Exercise brief: Report every line from the material that contains the word "Ndek".

[Dataset entries]

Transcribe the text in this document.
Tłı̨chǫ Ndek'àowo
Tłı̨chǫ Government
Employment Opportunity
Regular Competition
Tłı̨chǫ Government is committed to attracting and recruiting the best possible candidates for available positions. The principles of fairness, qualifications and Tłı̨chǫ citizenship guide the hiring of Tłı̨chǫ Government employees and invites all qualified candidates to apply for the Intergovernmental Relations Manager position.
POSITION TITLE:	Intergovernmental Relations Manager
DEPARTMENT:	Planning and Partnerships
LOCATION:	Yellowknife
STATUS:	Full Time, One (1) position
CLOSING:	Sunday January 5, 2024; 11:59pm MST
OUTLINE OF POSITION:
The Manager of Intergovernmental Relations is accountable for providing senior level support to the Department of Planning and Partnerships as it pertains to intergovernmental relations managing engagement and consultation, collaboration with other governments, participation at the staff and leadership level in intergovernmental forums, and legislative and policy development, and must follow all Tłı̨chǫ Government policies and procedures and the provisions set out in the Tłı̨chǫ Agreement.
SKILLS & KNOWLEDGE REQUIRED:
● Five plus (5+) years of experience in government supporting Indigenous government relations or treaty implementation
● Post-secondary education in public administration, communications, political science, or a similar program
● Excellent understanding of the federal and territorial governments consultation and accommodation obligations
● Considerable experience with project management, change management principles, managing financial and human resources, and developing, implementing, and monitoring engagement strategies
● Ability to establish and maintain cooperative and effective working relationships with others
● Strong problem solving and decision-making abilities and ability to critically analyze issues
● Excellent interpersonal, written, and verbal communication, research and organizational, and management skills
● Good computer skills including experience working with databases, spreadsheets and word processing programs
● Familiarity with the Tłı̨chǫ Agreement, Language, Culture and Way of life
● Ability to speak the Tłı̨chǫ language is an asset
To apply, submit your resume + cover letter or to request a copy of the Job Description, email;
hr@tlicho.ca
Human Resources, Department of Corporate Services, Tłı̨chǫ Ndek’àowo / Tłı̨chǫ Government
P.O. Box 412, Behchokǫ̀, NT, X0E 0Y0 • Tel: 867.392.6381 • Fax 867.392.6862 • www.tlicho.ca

Response:
Tłı̨chǫ Ndek'àowo
Human Resources, Department of Corporate Services, Tłı̨chǫ Ndek’àowo / Tłı̨chǫ Government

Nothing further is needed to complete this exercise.